蘇我入鹿 ~ピンポイントに討ち取られる~

歴史上の人物

 

いつの人?

・?~645年、飛鳥時代の豪族。父は蘇我蝦夷、祖父は蘇我馬子(551~626年)。
・蝦夷が大臣であった642年、皇極天皇の即位に伴い、父に代わって国政を掌理この時、蝦夷が天皇の承認を得ずに入鹿に「紫冠」を授けたとして、大いにやっかみを受けました。
(ただし、「紫冠」は聖徳太子が作った冠位十二階から独立した存在であるため、蘇我氏内部で継承したとしても何ら問題はなかったという説もある)

このように蘇我氏は、憲法を無視し、皇室と親戚関係を結び皇室を凌ぐ力をつけ、大臣(おおきみ)として朝廷の財政と外交を担当し…

最終的にそれが気に入らなかった中大兄皇子(後の第38代天智天皇)、中臣鎌足(後の藤原氏の祖)らに討ち取られました。

 

33代 推古天皇 592年~628年
敏達天皇の皇后にして初の女帝。聖徳太子、蘇我馬子の助けを得て政治を行う
34代 舒明天皇 629年~641年
敏達天皇の孫。蘇我蝦夷によって聖徳太子の子を抑えて天皇となる
35代 皇極天皇 642年~645年
舒明天皇の皇后にして2人目の女帝。この時、乙巳の変大化の改新が起きる
36代 孝徳天皇 645年~654年
皇極天皇の弟。大化の改新の立役者である中大兄皇子中臣鎌足の熟成期間の天皇
37代 斉明天皇 655年~661年
孝徳天皇の姉。つまり皇極天皇が62歳で重祚した3回目の女帝
38代 天智天皇 668年~671年
舒明天皇と皇極/斉明天皇の子。いわゆる中大兄皇子。白村江の戦いに敗れて防御に全振りする

 

祖父である蘇我馬子は推古天皇・聖徳太子とセットですが、
孫である蘇我入鹿は中大兄皇子・中臣鎌足とセットで覚えるとよいでしょう。

### 記録データ

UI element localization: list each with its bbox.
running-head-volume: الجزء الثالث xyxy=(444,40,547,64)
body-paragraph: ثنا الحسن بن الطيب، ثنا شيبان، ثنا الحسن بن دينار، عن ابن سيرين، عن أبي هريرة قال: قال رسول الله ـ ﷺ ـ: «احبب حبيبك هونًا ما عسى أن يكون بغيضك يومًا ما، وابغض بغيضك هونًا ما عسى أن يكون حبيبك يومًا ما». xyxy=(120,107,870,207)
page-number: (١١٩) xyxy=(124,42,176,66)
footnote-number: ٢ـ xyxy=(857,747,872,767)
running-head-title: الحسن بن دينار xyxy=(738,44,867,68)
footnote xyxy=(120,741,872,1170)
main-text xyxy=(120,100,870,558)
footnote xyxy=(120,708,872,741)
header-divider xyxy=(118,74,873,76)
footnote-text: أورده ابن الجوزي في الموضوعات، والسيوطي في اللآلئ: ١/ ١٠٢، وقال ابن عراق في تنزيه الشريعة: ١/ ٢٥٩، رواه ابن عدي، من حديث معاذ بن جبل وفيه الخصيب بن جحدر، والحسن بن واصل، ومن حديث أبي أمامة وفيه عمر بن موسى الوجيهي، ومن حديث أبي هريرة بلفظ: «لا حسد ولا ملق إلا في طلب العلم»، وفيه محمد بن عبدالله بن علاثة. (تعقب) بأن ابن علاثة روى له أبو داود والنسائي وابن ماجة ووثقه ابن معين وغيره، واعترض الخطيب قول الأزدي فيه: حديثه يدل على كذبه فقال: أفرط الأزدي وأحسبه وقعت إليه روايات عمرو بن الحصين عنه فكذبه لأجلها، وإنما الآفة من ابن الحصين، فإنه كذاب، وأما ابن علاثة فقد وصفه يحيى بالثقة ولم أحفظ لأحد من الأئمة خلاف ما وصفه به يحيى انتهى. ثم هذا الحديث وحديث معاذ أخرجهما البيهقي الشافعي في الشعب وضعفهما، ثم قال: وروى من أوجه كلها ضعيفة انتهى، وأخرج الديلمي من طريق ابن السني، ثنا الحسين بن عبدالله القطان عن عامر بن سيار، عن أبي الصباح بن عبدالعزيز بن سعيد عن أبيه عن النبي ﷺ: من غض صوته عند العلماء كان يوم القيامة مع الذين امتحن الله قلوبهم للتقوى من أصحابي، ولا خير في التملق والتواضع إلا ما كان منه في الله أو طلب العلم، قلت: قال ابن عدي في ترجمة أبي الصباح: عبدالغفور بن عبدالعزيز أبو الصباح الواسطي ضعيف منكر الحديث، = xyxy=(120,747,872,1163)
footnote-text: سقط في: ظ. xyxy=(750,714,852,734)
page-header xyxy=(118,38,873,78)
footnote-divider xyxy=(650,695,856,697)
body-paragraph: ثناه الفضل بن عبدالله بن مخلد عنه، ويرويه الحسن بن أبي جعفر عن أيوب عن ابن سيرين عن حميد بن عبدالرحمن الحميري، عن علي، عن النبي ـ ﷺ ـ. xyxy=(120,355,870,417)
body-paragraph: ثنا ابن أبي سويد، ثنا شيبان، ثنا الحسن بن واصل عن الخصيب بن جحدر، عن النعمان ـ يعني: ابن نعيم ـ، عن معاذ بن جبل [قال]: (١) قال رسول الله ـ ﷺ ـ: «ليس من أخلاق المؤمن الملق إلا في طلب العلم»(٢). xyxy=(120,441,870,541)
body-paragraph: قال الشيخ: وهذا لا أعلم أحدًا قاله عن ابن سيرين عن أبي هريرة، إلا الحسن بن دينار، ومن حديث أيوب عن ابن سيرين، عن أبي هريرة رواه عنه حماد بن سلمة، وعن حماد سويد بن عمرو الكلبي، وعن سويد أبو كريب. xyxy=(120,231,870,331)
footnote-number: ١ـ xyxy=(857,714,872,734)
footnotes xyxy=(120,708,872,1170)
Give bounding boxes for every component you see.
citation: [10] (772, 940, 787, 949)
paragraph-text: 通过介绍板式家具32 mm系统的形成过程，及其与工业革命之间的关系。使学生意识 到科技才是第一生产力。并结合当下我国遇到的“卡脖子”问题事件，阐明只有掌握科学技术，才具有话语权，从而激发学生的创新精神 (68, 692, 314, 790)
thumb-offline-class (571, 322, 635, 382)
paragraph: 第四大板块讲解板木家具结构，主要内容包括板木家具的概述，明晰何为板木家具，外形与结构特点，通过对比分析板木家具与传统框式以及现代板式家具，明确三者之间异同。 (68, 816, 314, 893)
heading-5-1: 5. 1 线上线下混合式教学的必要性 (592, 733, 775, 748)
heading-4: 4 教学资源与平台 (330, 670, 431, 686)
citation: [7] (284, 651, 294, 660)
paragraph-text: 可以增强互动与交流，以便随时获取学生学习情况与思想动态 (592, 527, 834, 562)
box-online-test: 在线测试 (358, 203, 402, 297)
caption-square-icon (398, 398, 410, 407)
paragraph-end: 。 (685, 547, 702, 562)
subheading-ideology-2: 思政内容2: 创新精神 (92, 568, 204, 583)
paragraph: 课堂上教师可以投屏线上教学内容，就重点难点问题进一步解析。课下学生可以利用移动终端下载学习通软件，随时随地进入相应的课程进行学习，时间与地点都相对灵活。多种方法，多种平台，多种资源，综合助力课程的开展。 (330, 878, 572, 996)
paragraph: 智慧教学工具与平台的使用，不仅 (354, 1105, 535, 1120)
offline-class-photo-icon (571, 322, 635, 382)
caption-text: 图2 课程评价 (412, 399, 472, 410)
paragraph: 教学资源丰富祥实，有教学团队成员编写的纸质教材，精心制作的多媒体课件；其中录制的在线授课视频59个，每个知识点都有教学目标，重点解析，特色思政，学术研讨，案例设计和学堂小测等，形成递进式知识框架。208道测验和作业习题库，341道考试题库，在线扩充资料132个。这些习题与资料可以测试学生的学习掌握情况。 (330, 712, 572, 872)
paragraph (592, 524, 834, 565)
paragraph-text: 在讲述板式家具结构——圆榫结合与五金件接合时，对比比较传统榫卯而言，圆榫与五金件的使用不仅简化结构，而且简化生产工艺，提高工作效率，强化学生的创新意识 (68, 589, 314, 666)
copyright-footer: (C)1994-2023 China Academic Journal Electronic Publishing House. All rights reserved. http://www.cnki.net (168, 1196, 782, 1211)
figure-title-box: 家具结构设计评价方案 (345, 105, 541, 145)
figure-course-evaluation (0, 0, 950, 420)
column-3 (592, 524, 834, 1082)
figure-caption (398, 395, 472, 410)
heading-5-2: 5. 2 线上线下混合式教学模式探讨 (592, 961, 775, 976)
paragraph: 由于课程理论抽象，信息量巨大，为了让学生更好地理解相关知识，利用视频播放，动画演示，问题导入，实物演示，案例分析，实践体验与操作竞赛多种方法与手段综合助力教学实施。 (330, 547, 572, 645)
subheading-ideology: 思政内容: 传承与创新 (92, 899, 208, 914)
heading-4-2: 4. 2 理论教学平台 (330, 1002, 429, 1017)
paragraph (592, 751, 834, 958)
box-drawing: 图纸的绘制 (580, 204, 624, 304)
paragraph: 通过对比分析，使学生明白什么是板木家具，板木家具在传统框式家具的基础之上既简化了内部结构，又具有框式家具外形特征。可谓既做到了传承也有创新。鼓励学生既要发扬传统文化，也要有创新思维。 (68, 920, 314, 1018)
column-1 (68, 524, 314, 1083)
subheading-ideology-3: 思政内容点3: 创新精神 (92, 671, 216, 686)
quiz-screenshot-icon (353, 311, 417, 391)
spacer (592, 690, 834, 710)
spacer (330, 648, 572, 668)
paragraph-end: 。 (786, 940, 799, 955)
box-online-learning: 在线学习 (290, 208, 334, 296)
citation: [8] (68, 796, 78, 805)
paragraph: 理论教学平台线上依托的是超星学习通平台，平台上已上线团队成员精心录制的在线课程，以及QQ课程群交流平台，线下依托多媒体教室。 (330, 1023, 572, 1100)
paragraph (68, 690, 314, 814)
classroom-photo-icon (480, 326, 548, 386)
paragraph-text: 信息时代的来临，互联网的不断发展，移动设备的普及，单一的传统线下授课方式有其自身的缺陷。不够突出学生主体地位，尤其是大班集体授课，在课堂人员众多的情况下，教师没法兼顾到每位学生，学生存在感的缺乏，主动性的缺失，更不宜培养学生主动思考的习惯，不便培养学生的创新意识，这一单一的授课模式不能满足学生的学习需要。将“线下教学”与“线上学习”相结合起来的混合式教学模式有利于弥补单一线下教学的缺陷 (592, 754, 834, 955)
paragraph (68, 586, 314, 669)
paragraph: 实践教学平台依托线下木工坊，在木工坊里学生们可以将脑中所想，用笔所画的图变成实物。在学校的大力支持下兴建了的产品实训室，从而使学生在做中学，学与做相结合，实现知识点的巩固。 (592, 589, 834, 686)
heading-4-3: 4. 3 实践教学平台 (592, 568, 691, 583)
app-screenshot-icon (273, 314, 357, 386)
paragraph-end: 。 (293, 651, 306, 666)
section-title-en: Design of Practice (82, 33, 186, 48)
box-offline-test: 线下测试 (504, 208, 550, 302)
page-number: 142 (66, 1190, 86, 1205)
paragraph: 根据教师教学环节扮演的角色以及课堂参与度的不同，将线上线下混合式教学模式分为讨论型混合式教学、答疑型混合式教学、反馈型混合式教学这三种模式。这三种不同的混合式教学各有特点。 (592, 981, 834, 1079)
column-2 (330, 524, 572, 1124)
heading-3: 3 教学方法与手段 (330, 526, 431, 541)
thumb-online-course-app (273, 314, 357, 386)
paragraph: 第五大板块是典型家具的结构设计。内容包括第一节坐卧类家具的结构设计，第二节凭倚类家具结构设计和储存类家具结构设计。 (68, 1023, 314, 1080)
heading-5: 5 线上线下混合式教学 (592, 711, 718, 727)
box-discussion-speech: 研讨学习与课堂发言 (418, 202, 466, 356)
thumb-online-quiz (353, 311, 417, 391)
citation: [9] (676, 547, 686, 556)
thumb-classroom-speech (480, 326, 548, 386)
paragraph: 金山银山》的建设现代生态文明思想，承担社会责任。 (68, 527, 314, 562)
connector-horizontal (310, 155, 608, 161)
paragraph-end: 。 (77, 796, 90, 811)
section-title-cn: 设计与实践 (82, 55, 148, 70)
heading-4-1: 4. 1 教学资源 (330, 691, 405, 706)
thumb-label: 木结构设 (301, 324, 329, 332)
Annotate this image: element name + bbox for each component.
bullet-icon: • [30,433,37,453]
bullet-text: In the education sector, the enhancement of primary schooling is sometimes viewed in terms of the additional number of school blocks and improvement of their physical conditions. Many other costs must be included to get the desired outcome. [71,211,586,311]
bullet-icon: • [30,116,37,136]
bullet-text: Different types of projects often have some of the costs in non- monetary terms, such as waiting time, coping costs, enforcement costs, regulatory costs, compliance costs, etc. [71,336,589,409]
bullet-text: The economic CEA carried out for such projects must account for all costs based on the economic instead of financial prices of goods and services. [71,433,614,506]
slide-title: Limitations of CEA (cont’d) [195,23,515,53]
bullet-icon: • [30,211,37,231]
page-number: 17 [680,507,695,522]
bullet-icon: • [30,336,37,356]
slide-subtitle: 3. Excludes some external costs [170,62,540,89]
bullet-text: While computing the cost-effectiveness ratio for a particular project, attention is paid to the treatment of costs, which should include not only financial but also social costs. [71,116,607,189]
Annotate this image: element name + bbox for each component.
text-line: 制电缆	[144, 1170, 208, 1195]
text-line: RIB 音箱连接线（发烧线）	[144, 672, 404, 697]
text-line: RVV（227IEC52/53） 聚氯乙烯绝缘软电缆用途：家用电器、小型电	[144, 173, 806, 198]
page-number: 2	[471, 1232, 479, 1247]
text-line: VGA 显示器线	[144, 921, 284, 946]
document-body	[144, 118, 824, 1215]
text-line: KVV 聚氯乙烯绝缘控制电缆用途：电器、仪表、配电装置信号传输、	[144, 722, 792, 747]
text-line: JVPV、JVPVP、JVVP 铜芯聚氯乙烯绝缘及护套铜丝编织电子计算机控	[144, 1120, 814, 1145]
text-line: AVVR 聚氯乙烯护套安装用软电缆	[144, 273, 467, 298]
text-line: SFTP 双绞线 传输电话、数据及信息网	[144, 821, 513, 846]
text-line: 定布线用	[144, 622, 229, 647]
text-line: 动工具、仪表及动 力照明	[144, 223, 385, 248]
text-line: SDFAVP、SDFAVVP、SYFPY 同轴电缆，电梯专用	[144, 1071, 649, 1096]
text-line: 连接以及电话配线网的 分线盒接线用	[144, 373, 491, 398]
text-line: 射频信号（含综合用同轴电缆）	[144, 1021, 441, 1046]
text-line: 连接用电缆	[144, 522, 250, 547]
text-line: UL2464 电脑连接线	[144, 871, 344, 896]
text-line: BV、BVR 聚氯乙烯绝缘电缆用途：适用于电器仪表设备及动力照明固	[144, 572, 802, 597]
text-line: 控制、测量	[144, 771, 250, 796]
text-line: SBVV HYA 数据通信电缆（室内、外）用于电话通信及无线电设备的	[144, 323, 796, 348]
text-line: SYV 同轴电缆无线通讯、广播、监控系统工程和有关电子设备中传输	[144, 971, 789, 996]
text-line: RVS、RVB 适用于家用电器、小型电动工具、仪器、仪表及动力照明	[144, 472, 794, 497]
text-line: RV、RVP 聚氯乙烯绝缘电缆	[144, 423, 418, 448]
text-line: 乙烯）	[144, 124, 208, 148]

### 課題の内容
**1.** 提示文によると、蘇我入鹿の祖父は誰ですか。
**2.** 提示文から、「(ただし、「紫冠」は聖徳太子」を含む語句で始まり「の祖)らに討ち取られました。」で終わる部分を、一字も変えずに書き出してください。

### 解答一覧
**1.** 蘇我入鹿の祖父は蘇我馬子です。

**2.**
(ただし、「紫冠」は聖徳太子が作った冠位十二階から独立した存在であるため、蘇我氏内部で継承したとしても何ら問題はなかったという説もある)

このように蘇我氏は、憲法を無視し、皇室と親戚関係を結び皇室を凌ぐ力をつけ、大臣(おおきみ)として朝廷の財政と外交を担当し…

最終的にそれが気に入らなかった中大兄皇子(後の第38代天智天皇)、中臣鎌足(後の藤原氏の祖)らに討ち取られました。